Prompt: Restate the data exactly as given and keep the pictures out.

Excerpted data:
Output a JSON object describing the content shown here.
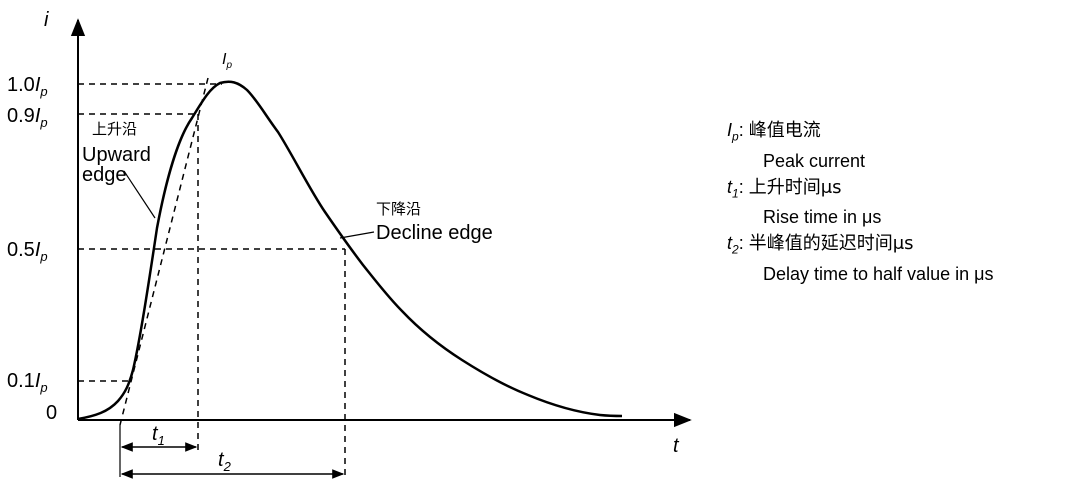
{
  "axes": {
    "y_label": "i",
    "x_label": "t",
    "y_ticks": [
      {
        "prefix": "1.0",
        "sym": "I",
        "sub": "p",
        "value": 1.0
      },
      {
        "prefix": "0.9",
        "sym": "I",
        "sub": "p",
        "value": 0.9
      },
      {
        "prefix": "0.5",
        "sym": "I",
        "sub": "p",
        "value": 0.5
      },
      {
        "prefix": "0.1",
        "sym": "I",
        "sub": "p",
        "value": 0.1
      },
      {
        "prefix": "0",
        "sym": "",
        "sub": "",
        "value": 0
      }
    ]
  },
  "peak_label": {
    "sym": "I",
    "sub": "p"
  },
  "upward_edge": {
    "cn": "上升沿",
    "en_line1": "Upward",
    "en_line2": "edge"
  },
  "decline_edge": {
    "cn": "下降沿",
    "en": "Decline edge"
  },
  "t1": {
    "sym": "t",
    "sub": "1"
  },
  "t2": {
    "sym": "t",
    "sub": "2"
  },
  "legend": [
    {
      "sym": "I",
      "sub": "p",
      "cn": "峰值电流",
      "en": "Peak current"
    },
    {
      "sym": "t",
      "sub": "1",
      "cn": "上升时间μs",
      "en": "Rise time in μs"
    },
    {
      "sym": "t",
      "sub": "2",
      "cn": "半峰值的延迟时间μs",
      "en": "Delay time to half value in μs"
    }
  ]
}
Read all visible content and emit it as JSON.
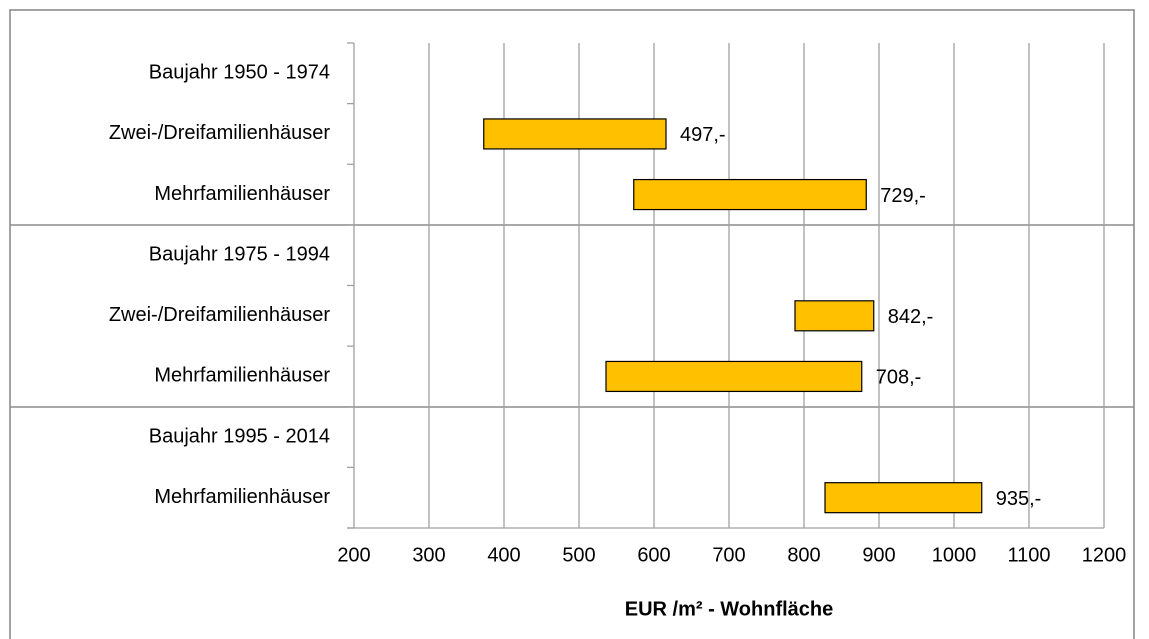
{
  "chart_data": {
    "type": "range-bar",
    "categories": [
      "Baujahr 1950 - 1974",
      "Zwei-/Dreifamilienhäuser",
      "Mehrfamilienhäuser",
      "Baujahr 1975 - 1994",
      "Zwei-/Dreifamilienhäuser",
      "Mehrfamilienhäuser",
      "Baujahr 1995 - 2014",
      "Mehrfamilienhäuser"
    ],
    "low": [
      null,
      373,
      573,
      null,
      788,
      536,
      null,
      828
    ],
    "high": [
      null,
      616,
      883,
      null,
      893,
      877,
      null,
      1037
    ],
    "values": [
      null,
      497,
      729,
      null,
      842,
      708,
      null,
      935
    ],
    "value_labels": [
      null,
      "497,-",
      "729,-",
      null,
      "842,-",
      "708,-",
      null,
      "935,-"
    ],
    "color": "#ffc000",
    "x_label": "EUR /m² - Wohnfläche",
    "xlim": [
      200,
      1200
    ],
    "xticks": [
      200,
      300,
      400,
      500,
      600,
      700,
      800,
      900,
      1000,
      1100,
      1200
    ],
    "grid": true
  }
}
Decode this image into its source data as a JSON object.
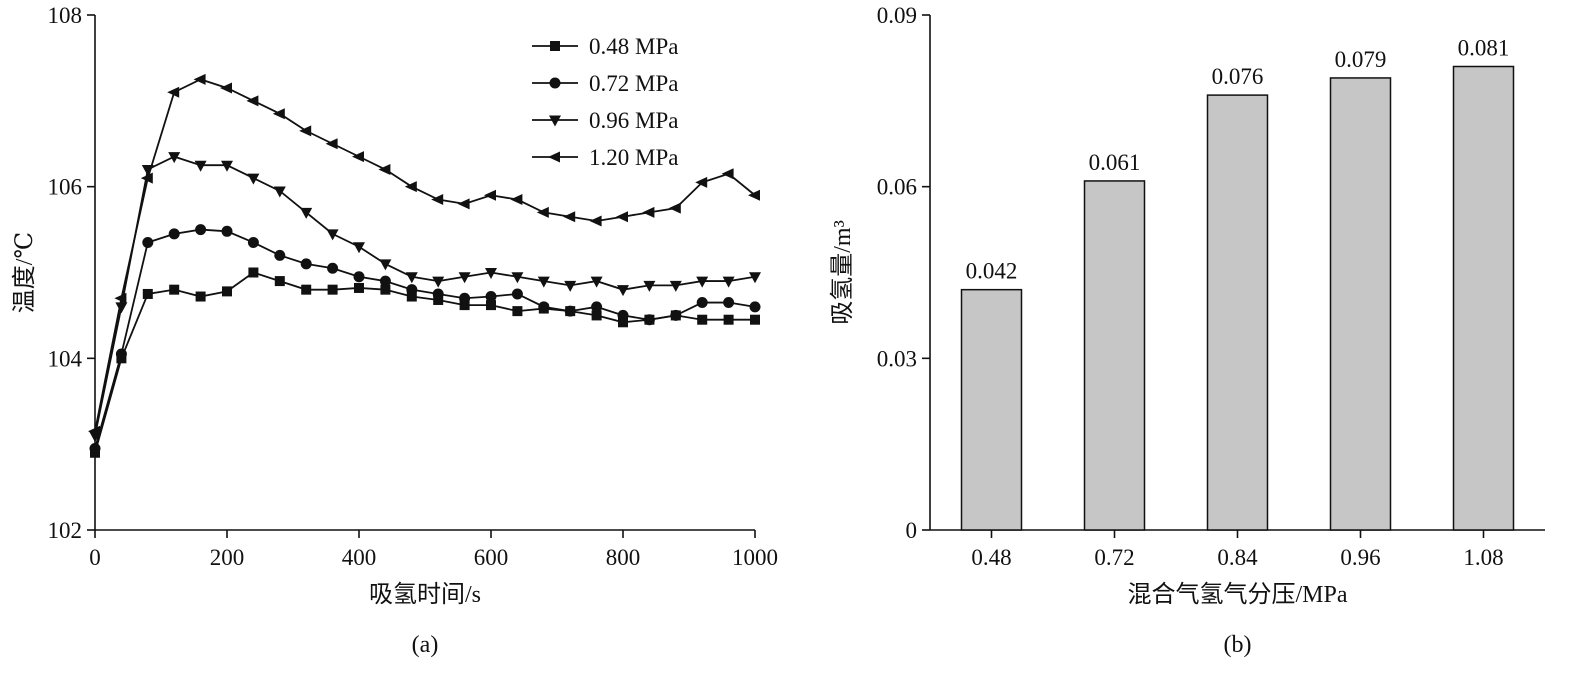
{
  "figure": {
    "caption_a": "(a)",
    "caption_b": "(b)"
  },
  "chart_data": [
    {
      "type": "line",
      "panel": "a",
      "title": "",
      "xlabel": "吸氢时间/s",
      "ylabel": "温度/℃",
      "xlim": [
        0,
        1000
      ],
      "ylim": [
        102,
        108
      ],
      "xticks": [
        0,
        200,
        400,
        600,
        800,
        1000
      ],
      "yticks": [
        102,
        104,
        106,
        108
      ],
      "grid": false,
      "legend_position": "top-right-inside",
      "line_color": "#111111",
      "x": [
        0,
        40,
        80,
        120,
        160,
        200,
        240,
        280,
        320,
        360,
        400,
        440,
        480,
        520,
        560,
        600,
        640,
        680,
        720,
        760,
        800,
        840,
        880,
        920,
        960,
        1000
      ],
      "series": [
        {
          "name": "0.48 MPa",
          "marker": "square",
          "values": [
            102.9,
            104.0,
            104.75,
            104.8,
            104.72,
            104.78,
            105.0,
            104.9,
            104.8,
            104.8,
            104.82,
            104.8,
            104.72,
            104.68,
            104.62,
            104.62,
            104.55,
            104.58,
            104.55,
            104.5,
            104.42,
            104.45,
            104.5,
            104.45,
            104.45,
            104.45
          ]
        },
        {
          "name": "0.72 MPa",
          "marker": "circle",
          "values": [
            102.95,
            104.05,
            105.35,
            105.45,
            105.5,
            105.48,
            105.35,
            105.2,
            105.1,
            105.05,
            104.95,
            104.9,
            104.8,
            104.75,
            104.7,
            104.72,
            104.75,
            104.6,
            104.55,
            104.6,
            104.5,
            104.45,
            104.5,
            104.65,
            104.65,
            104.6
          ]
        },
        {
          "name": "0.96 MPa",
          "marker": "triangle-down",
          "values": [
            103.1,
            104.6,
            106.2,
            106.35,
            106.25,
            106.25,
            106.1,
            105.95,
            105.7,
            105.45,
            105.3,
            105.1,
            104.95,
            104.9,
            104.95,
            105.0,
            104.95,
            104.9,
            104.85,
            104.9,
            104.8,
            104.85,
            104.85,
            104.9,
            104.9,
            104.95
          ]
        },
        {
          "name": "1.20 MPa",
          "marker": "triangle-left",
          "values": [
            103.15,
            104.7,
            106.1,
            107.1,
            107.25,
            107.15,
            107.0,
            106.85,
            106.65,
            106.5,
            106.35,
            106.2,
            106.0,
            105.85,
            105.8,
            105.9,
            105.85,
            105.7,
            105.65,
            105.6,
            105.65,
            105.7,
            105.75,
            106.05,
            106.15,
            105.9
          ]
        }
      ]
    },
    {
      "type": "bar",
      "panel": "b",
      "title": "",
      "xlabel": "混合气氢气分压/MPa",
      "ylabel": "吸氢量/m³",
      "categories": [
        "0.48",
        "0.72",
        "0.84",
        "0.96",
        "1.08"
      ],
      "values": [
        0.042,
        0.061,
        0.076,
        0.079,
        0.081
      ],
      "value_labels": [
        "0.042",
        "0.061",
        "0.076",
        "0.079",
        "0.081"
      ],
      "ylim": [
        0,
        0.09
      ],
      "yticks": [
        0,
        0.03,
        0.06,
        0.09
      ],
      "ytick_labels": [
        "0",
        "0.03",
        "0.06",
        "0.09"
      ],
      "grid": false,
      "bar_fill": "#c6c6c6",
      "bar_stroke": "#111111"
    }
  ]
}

Completed task:
Output a JSON object describing the content shown here.
{
  "axes": {
    "y_label": "i",
    "x_label": "t",
    "y_ticks": [
      {
        "prefix": "1.0",
        "sym": "I",
        "sub": "p",
        "value": 1.0
      },
      {
        "prefix": "0.9",
        "sym": "I",
        "sub": "p",
        "value": 0.9
      },
      {
        "prefix": "0.5",
        "sym": "I",
        "sub": "p",
        "value": 0.5
      },
      {
        "prefix": "0.1",
        "sym": "I",
        "sub": "p",
        "value": 0.1
      },
      {
        "prefix": "0",
        "sym": "",
        "sub": "",
        "value": 0
      }
    ]
  },
  "peak_label": {
    "sym": "I",
    "sub": "p"
  },
  "upward_edge": {
    "cn": "上升沿",
    "en_line1": "Upward",
    "en_line2": "edge"
  },
  "decline_edge": {
    "cn": "下降沿",
    "en": "Decline edge"
  },
  "t1": {
    "sym": "t",
    "sub": "1"
  },
  "t2": {
    "sym": "t",
    "sub": "2"
  },
  "legend": [
    {
      "sym": "I",
      "sub": "p",
      "cn": "峰值电流",
      "en": "Peak current"
    },
    {
      "sym": "t",
      "sub": "1",
      "cn": "上升时间μs",
      "en": "Rise time in μs"
    },
    {
      "sym": "t",
      "sub": "2",
      "cn": "半峰值的延迟时间μs",
      "en": "Delay time to half value in μs"
    }
  ]
}
Read all visible content and emit it as JSON.
{
  "chart_data": {
    "type": "range-bar",
    "categories": [
      "Baujahr 1950 - 1974",
      "Zwei-/Dreifamilienhäuser",
      "Mehrfamilienhäuser",
      "Baujahr 1975 - 1994",
      "Zwei-/Dreifamilienhäuser",
      "Mehrfamilienhäuser",
      "Baujahr 1995 - 2014",
      "Mehrfamilienhäuser"
    ],
    "low": [
      null,
      373,
      573,
      null,
      788,
      536,
      null,
      828
    ],
    "high": [
      null,
      616,
      883,
      null,
      893,
      877,
      null,
      1037
    ],
    "values": [
      null,
      497,
      729,
      null,
      842,
      708,
      null,
      935
    ],
    "value_labels": [
      null,
      "497,-",
      "729,-",
      null,
      "842,-",
      "708,-",
      null,
      "935,-"
    ],
    "color": "#ffc000",
    "x_label": "EUR /m² - Wohnfläche",
    "xlim": [
      200,
      1200
    ],
    "xticks": [
      200,
      300,
      400,
      500,
      600,
      700,
      800,
      900,
      1000,
      1100,
      1200
    ],
    "grid": true
  }
}
Decode this image into its source data as a JSON object.
{
  "figure": {
    "caption_a": "(a)",
    "caption_b": "(b)"
  },
  "chart_data": [
    {
      "type": "line",
      "panel": "a",
      "title": "",
      "xlabel": "吸氢时间/s",
      "ylabel": "温度/℃",
      "xlim": [
        0,
        1000
      ],
      "ylim": [
        102,
        108
      ],
      "xticks": [
        0,
        200,
        400,
        600,
        800,
        1000
      ],
      "yticks": [
        102,
        104,
        106,
        108
      ],
      "grid": false,
      "legend_position": "top-right-inside",
      "line_color": "#111111",
      "x": [
        0,
        40,
        80,
        120,
        160,
        200,
        240,
        280,
        320,
        360,
        400,
        440,
        480,
        520,
        560,
        600,
        640,
        680,
        720,
        760,
        800,
        840,
        880,
        920,
        960,
        1000
      ],
      "series": [
        {
          "name": "0.48 MPa",
          "marker": "square",
          "values": [
            102.9,
            104.0,
            104.75,
            104.8,
            104.72,
            104.78,
            105.0,
            104.9,
            104.8,
            104.8,
            104.82,
            104.8,
            104.72,
            104.68,
            104.62,
            104.62,
            104.55,
            104.58,
            104.55,
            104.5,
            104.42,
            104.45,
            104.5,
            104.45,
            104.45,
            104.45
          ]
        },
        {
          "name": "0.72 MPa",
          "marker": "circle",
          "values": [
            102.95,
            104.05,
            105.35,
            105.45,
            105.5,
            105.48,
            105.35,
            105.2,
            105.1,
            105.05,
            104.95,
            104.9,
            104.8,
            104.75,
            104.7,
            104.72,
            104.75,
            104.6,
            104.55,
            104.6,
            104.5,
            104.45,
            104.5,
            104.65,
            104.65,
            104.6
          ]
        },
        {
          "name": "0.96 MPa",
          "marker": "triangle-down",
          "values": [
            103.1,
            104.6,
            106.2,
            106.35,
            106.25,
            106.25,
            106.1,
            105.95,
            105.7,
            105.45,
            105.3,
            105.1,
            104.95,
            104.9,
            104.95,
            105.0,
            104.95,
            104.9,
            104.85,
            104.9,
            104.8,
            104.85,
            104.85,
            104.9,
            104.9,
            104.95
          ]
        },
        {
          "name": "1.20 MPa",
          "marker": "triangle-left",
          "values": [
            103.15,
            104.7,
            106.1,
            107.1,
            107.25,
            107.15,
            107.0,
            106.85,
            106.65,
            106.5,
            106.35,
            106.2,
            106.0,
            105.85,
            105.8,
            105.9,
            105.85,
            105.7,
            105.65,
            105.6,
            105.65,
            105.7,
            105.75,
            106.05,
            106.15,
            105.9
          ]
        }
      ]
    },
    {
      "type": "bar",
      "panel": "b",
      "title": "",
      "xlabel": "混合气氢气分压/MPa",
      "ylabel": "吸氢量/m³",
      "categories": [
        "0.48",
        "0.72",
        "0.84",
        "0.96",
        "1.08"
      ],
      "values": [
        0.042,
        0.061,
        0.076,
        0.079,
        0.081
      ],
      "value_labels": [
        "0.042",
        "0.061",
        "0.076",
        "0.079",
        "0.081"
      ],
      "ylim": [
        0,
        0.09
      ],
      "yticks": [
        0,
        0.03,
        0.06,
        0.09
      ],
      "ytick_labels": [
        "0",
        "0.03",
        "0.06",
        "0.09"
      ],
      "grid": false,
      "bar_fill": "#c6c6c6",
      "bar_stroke": "#111111"
    }
  ]
}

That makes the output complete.